(Records contained in a dataset)
——
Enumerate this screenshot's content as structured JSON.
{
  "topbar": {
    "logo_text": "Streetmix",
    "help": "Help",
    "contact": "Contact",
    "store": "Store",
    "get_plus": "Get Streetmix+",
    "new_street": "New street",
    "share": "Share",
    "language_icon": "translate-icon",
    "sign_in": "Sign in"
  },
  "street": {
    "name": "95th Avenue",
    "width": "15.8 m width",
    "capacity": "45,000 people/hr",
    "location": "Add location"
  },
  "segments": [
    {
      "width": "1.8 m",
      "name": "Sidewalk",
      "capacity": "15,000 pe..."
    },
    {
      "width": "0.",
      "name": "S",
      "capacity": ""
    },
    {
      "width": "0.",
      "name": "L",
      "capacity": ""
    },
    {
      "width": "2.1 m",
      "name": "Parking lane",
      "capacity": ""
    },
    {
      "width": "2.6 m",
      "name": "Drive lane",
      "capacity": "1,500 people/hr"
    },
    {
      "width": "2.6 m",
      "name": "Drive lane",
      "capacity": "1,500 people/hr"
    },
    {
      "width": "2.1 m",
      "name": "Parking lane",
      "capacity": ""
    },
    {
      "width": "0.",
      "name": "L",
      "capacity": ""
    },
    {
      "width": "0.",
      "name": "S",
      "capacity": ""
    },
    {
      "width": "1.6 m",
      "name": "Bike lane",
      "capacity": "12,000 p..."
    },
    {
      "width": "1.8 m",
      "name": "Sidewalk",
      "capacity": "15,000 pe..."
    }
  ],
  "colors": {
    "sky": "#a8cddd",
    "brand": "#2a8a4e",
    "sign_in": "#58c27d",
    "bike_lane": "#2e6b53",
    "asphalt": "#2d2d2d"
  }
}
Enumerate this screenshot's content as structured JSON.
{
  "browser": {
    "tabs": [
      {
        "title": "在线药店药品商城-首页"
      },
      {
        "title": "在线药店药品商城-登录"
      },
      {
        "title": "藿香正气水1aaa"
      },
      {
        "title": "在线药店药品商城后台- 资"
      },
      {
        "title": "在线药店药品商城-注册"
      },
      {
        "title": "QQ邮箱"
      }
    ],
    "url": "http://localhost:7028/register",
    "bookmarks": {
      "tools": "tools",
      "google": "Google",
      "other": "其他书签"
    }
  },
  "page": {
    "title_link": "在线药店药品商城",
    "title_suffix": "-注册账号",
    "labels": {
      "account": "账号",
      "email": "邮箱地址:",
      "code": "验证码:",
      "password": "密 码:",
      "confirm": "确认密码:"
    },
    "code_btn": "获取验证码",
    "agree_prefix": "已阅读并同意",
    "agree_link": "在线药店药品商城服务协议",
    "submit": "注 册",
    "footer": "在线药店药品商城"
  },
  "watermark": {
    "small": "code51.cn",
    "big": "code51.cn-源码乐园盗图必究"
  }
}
——
* Objective *
Quote every record above exactly.

* The solution *
Enumerate this screenshot's content as structured JSON.
{
  "topbar": {
    "logo_text": "Streetmix",
    "help": "Help",
    "contact": "Contact",
    "store": "Store",
    "get_plus": "Get Streetmix+",
    "new_street": "New street",
    "share": "Share",
    "language_icon": "translate-icon",
    "sign_in": "Sign in"
  },
  "street": {
    "name": "95th Avenue",
    "width": "15.8 m width",
    "capacity": "45,000 people/hr",
    "location": "Add location"
  },
  "segments": [
    {
      "width": "1.8 m",
      "name": "Sidewalk",
      "capacity": "15,000 pe..."
    },
    {
      "width": "0.",
      "name": "S",
      "capacity": ""
    },
    {
      "width": "0.",
      "name": "L",
      "capacity": ""
    },
    {
      "width": "2.1 m",
      "name": "Parking lane",
      "capacity": ""
    },
    {
      "width": "2.6 m",
      "name": "Drive lane",
      "capacity": "1,500 people/hr"
    },
    {
      "width": "2.6 m",
      "name": "Drive lane",
      "capacity": "1,500 people/hr"
    },
    {
      "width": "2.1 m",
      "name": "Parking lane",
      "capacity": ""
    },
    {
      "width": "0.",
      "name": "L",
      "capacity": ""
    },
    {
      "width": "0.",
      "name": "S",
      "capacity": ""
    },
    {
      "width": "1.6 m",
      "name": "Bike lane",
      "capacity": "12,000 p..."
    },
    {
      "width": "1.8 m",
      "name": "Sidewalk",
      "capacity": "15,000 pe..."
    }
  ],
  "colors": {
    "sky": "#a8cddd",
    "brand": "#2a8a4e",
    "sign_in": "#58c27d",
    "bike_lane": "#2e6b53",
    "asphalt": "#2d2d2d"
  }
}
Enumerate this screenshot's content as structured JSON.
{
  "browser": {
    "tabs": [
      {
        "title": "在线药店药品商城-首页"
      },
      {
        "title": "在线药店药品商城-登录"
      },
      {
        "title": "藿香正气水1aaa"
      },
      {
        "title": "在线药店药品商城后台- 资"
      },
      {
        "title": "在线药店药品商城-注册"
      },
      {
        "title": "QQ邮箱"
      }
    ],
    "url": "http://localhost:7028/register",
    "bookmarks": {
      "tools": "tools",
      "google": "Google",
      "other": "其他书签"
    }
  },
  "page": {
    "title_link": "在线药店药品商城",
    "title_suffix": "-注册账号",
    "labels": {
      "account": "账号",
      "email": "邮箱地址:",
      "code": "验证码:",
      "password": "密 码:",
      "confirm": "确认密码:"
    },
    "code_btn": "获取验证码",
    "agree_prefix": "已阅读并同意",
    "agree_link": "在线药店药品商城服务协议",
    "submit": "注 册",
    "footer": "在线药店药品商城"
  },
  "watermark": {
    "small": "code51.cn",
    "big": "code51.cn-源码乐园盗图必究"
  }
}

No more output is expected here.